**Set task**
Every record must be transcribed in its entirety, apart from the images, which are to be omitted.

━━━━━━━━━━━━━━━━━━━━

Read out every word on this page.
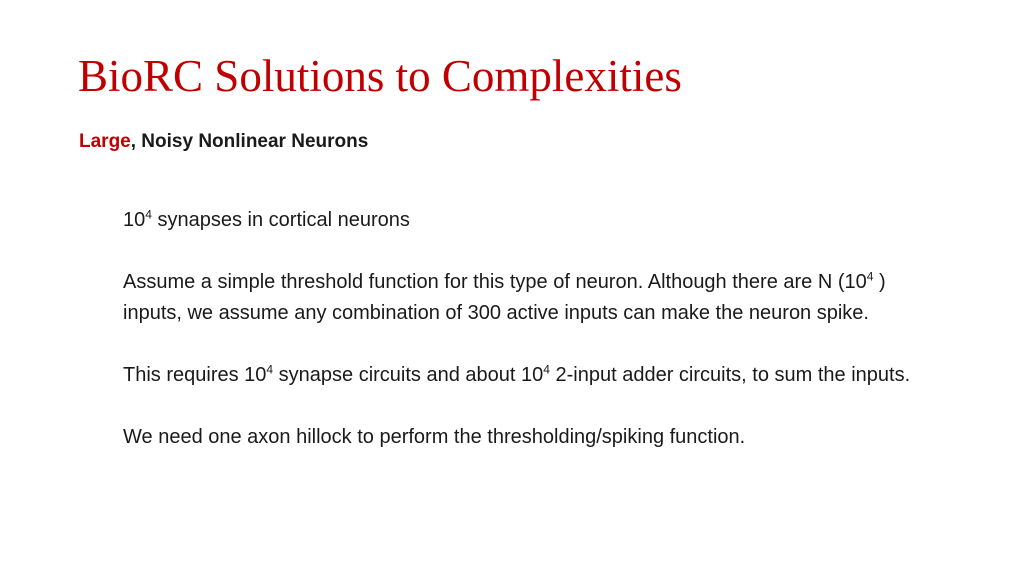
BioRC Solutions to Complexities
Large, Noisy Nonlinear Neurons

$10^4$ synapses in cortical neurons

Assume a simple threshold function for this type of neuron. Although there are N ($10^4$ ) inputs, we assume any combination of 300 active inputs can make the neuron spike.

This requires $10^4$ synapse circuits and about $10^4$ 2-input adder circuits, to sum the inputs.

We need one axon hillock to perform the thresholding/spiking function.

━━━━━━━━━━━━━━━━━━━━

**Worked solution**
Read out every word on this page.
BioRC Solutions to Complexities
Large, Noisy Nonlinear Neurons

$10^4$ synapses in cortical neurons

Assume a simple threshold function for this type of neuron. Although there are N ($10^4$ ) inputs, we assume any combination of 300 active inputs can make the neuron spike.

This requires $10^4$ synapse circuits and about $10^4$ 2-input adder circuits, to sum the inputs.

We need one axon hillock to perform the thresholding/spiking function.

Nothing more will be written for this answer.